Objective
Transcribe the listing below word for word.

═══ Data listing ═══

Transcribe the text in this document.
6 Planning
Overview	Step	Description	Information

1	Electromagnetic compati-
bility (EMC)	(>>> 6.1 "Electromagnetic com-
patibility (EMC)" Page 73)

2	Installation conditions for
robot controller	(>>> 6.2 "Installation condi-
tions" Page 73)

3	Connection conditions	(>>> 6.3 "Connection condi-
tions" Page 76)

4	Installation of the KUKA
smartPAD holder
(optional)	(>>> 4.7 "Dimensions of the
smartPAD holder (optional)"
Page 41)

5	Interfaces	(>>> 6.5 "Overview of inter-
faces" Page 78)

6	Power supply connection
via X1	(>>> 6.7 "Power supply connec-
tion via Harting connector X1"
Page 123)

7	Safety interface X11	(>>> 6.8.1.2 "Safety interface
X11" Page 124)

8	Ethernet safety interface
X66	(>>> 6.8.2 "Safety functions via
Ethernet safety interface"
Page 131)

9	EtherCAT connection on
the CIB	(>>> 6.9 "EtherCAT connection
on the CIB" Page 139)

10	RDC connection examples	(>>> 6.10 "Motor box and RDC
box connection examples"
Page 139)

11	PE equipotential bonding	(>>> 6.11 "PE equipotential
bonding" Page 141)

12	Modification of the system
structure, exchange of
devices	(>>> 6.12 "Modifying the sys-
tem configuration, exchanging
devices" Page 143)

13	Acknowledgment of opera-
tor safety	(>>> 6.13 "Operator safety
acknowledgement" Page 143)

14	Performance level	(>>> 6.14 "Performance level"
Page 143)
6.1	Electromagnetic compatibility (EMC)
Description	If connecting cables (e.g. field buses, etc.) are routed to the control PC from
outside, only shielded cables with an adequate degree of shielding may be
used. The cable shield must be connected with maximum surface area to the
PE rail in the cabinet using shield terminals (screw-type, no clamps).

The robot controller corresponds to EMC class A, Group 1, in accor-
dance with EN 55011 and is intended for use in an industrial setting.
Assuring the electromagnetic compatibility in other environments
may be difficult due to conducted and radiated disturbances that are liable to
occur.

═══

Written solution
Transcribe the text in this document.
6 Planning
Overview	Step	Description	Information

1	Electromagnetic compati-
bility (EMC)	(>>> 6.1 "Electromagnetic com-
patibility (EMC)" Page 73)

2	Installation conditions for
robot controller	(>>> 6.2 "Installation condi-
tions" Page 73)

3	Connection conditions	(>>> 6.3 "Connection condi-
tions" Page 76)

4	Installation of the KUKA
smartPAD holder
(optional)	(>>> 4.7 "Dimensions of the
smartPAD holder (optional)"
Page 41)

5	Interfaces	(>>> 6.5 "Overview of inter-
faces" Page 78)

6	Power supply connection
via X1	(>>> 6.7 "Power supply connec-
tion via Harting connector X1"
Page 123)

7	Safety interface X11	(>>> 6.8.1.2 "Safety interface
X11" Page 124)

8	Ethernet safety interface
X66	(>>> 6.8.2 "Safety functions via
Ethernet safety interface"
Page 131)

9	EtherCAT connection on
the CIB	(>>> 6.9 "EtherCAT connection
on the CIB" Page 139)

10	RDC connection examples	(>>> 6.10 "Motor box and RDC
box connection examples"
Page 139)

11	PE equipotential bonding	(>>> 6.11 "PE equipotential
bonding" Page 141)

12	Modification of the system
structure, exchange of
devices	(>>> 6.12 "Modifying the sys-
tem configuration, exchanging
devices" Page 143)

13	Acknowledgment of opera-
tor safety	(>>> 6.13 "Operator safety
acknowledgement" Page 143)

14	Performance level	(>>> 6.14 "Performance level"
Page 143)
6.1	Electromagnetic compatibility (EMC)
Description	If connecting cables (e.g. field buses, etc.) are routed to the control PC from
outside, only shielded cables with an adequate degree of shielding may be
used. The cable shield must be connected with maximum surface area to the
PE rail in the cabinet using shield terminals (screw-type, no clamps).

The robot controller corresponds to EMC class A, Group 1, in accor-
dance with EN 55011 and is intended for use in an industrial setting.
Assuring the electromagnetic compatibility in other environments
may be difficult due to conducted and radiated disturbances that are liable to
occur.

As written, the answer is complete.